**Goal:** Report every line in the listing below where the string "output" shows up.

**Given data:**
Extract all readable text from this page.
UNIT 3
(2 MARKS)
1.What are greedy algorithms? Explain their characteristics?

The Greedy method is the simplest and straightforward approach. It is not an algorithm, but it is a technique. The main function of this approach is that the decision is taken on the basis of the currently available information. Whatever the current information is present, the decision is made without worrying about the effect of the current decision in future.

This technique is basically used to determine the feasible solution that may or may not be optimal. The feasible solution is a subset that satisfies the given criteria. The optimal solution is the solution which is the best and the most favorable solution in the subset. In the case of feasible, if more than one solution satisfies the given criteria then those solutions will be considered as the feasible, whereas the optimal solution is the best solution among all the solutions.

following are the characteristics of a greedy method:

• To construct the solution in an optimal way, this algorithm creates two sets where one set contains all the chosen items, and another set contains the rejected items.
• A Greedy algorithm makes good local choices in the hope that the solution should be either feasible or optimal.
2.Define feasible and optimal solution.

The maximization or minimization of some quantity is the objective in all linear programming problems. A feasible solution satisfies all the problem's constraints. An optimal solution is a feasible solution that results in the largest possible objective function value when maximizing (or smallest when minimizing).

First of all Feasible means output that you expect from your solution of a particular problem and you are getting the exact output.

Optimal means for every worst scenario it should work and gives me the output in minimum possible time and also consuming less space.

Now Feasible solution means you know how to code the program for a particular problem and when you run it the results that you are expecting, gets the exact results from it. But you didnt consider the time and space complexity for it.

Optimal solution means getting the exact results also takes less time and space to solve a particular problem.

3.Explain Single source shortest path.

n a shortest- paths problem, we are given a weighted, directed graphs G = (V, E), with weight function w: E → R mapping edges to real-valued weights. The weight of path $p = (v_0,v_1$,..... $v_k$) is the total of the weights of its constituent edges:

**Problem solution:**
First of all Feasible means output that you expect from your solution of a particular problem and you are getting the exact output.
Optimal means for every worst scenario it should work and gives me the output in minimum possible time and also consuming less space.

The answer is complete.